_WRITTEN PROBLEM_: Locate the word "this" in the material, then show every line that holds it.

_DATA ROWS_:
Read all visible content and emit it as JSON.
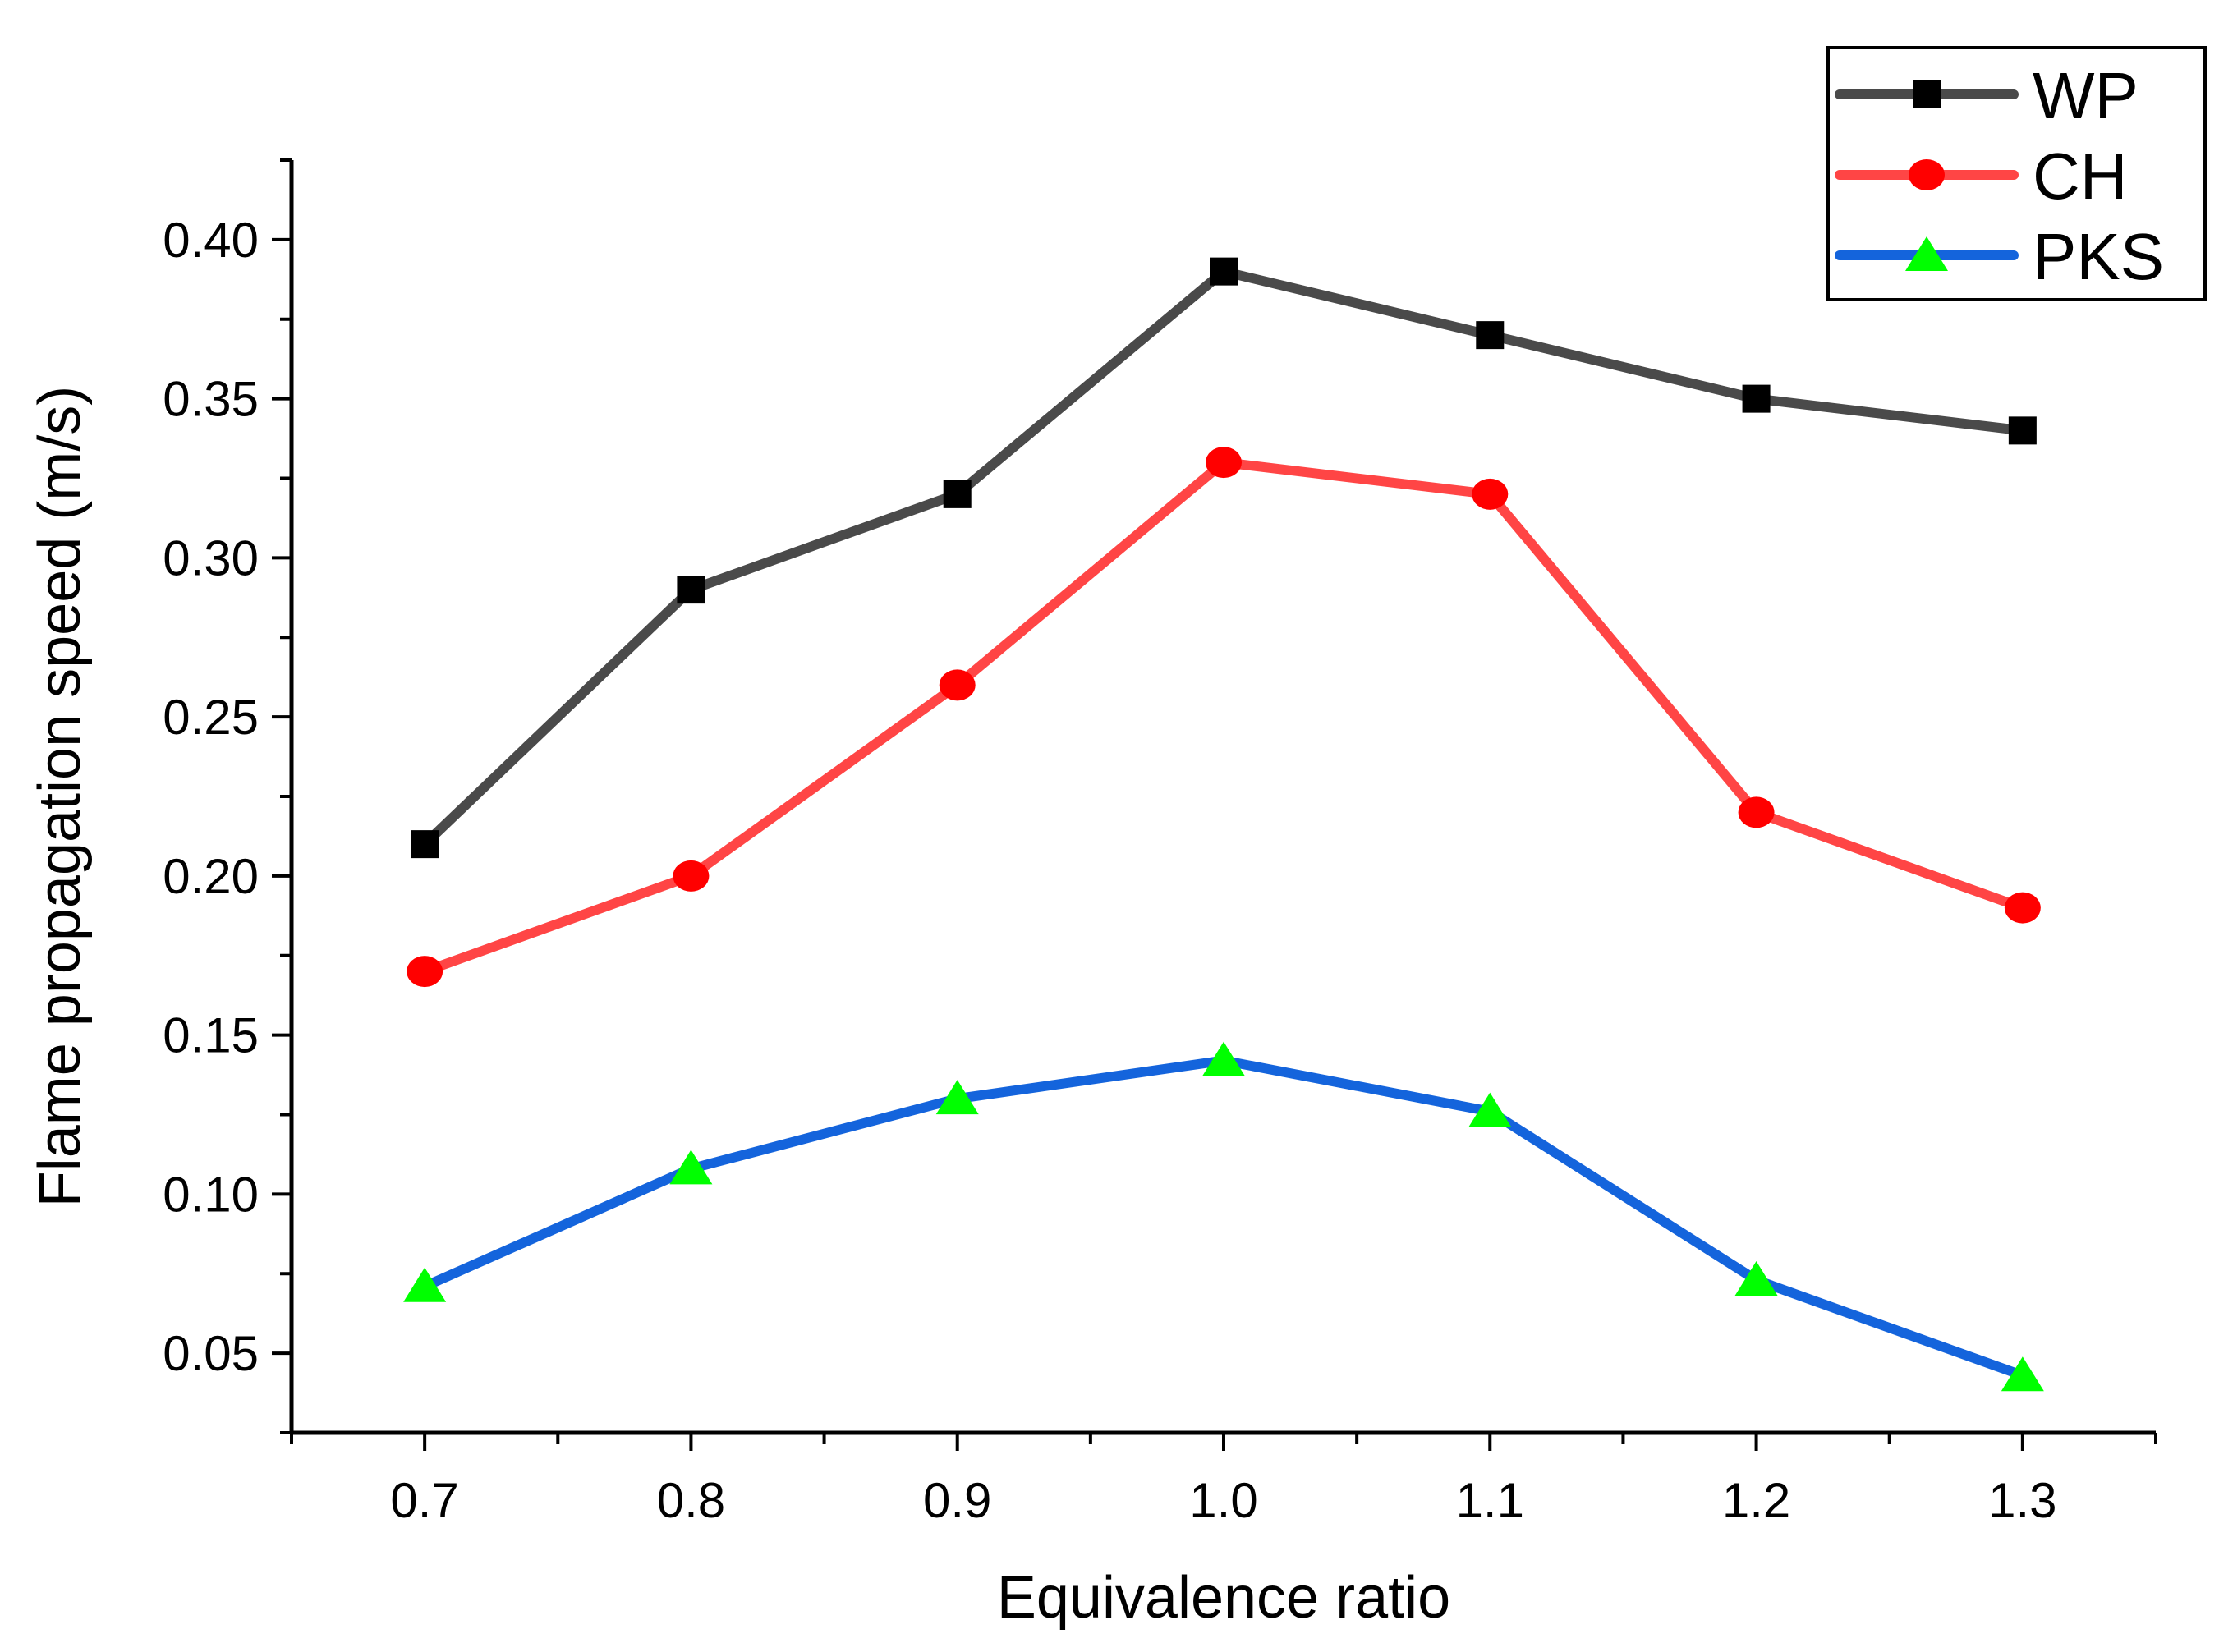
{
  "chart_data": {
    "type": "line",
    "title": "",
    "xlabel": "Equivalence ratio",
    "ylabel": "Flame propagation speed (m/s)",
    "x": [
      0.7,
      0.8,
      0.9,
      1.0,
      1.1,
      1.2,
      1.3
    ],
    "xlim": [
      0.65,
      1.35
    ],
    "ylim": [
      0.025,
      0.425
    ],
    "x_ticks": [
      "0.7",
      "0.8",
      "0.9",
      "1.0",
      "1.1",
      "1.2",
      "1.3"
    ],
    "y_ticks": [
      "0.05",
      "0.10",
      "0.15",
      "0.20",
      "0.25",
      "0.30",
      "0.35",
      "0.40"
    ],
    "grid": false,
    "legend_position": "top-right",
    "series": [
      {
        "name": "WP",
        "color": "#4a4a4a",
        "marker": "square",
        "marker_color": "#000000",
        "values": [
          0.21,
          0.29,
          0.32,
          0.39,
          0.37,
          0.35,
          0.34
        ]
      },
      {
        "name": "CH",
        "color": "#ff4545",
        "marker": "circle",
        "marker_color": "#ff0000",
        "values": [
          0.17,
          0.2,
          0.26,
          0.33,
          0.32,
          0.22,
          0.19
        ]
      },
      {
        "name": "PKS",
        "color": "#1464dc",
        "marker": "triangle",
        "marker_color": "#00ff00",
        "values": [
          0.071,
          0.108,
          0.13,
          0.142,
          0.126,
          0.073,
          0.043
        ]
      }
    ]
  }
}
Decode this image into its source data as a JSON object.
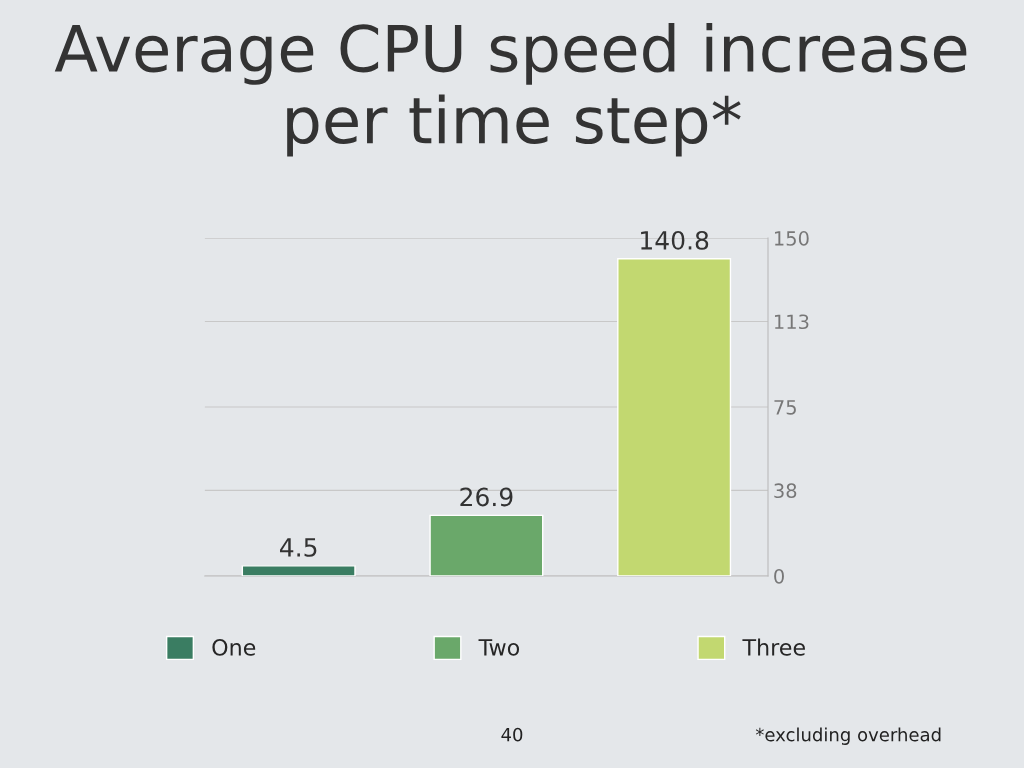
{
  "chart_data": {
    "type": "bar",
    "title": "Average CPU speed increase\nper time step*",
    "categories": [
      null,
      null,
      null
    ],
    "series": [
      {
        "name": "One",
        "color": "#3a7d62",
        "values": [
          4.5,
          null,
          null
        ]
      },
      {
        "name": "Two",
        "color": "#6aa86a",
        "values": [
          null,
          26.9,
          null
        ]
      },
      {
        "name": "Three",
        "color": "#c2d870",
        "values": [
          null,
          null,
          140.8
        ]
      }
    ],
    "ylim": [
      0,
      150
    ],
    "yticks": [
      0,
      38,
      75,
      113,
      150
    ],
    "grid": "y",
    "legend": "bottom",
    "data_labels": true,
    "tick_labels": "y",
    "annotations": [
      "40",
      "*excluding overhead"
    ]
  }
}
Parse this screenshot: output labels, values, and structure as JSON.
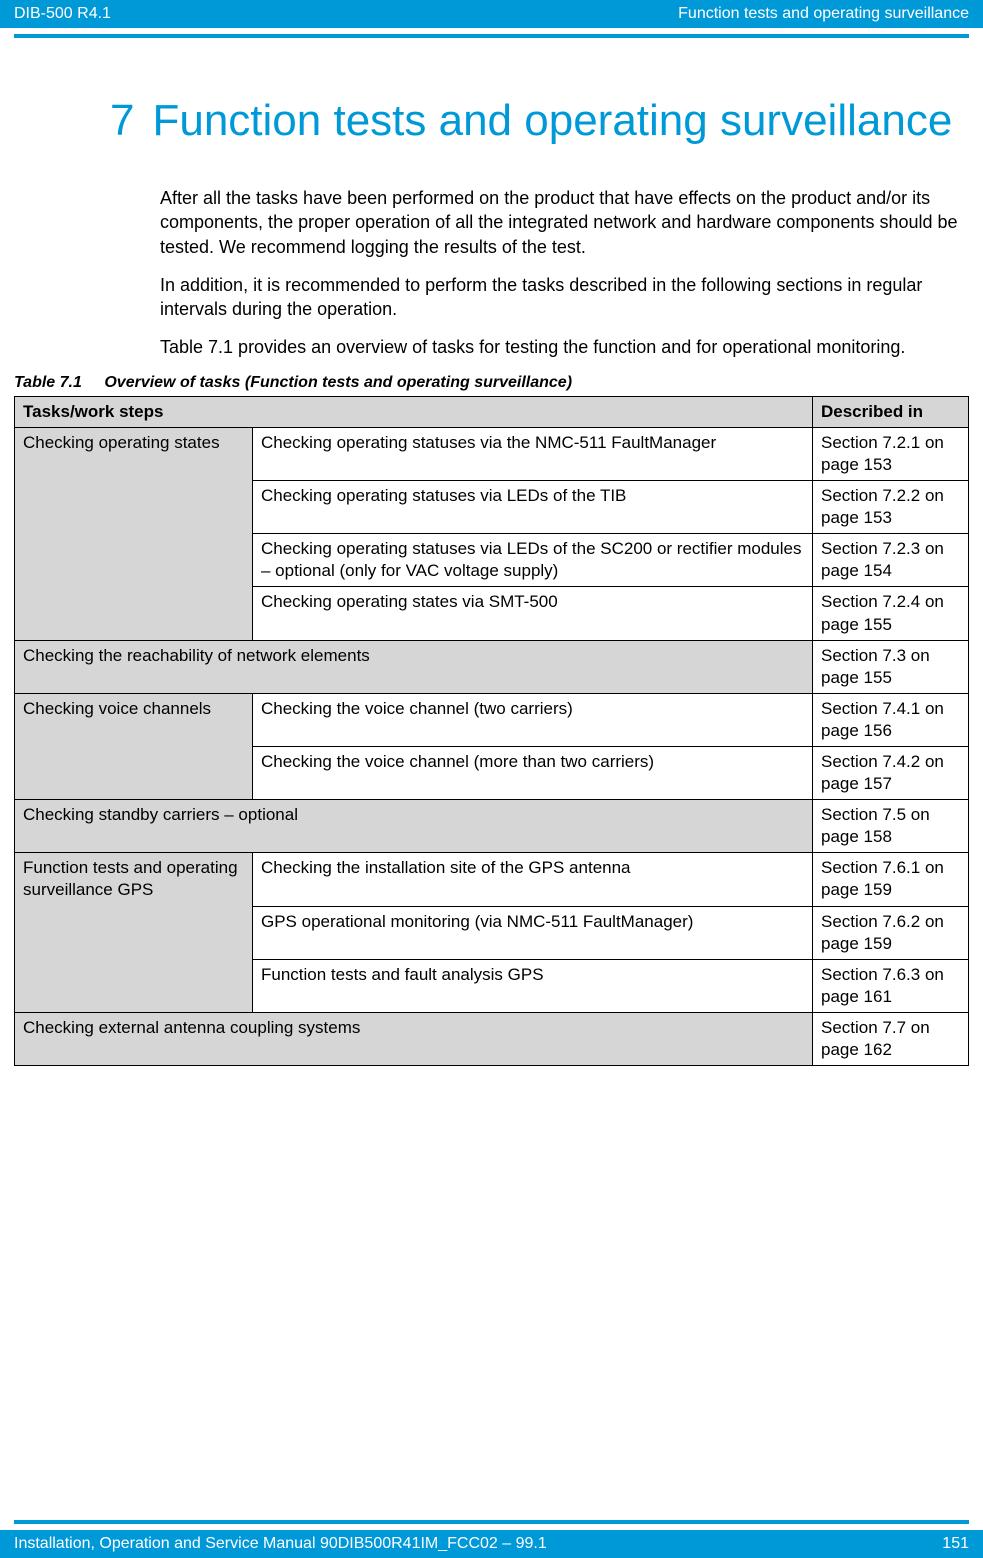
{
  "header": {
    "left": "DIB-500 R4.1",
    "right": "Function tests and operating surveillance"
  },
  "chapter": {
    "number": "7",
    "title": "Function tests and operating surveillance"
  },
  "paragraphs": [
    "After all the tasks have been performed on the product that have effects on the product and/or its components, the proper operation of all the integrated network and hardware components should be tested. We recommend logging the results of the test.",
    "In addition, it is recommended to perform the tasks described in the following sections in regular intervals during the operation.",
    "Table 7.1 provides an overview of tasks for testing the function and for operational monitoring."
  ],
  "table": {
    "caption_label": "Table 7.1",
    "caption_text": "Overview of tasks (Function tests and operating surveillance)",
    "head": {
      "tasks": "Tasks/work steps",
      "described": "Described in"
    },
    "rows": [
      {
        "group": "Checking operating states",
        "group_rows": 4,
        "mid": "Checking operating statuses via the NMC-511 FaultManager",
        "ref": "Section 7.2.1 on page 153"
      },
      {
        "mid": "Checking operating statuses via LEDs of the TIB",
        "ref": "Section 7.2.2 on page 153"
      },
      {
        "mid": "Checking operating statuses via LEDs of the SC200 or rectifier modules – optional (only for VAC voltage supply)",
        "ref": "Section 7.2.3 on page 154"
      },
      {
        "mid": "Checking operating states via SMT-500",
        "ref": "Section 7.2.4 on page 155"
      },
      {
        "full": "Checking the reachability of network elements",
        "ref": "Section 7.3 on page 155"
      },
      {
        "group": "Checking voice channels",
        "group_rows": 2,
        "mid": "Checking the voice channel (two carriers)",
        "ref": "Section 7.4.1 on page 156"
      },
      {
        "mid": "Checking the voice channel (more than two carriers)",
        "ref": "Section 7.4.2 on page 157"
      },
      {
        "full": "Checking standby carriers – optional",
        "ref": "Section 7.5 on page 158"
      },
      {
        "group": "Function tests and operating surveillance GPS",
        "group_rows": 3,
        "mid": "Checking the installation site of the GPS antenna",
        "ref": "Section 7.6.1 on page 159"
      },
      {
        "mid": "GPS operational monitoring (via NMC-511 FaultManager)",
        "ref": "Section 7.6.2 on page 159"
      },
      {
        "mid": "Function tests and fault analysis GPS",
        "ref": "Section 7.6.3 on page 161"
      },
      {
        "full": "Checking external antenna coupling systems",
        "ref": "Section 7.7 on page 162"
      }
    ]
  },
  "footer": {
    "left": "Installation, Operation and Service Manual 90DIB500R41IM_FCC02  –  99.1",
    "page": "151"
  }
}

_COMPLETE RESPONSE_:
Decode this image into its source data as a JSON object.
Parse this screenshot: output labels, values, and structure as JSON.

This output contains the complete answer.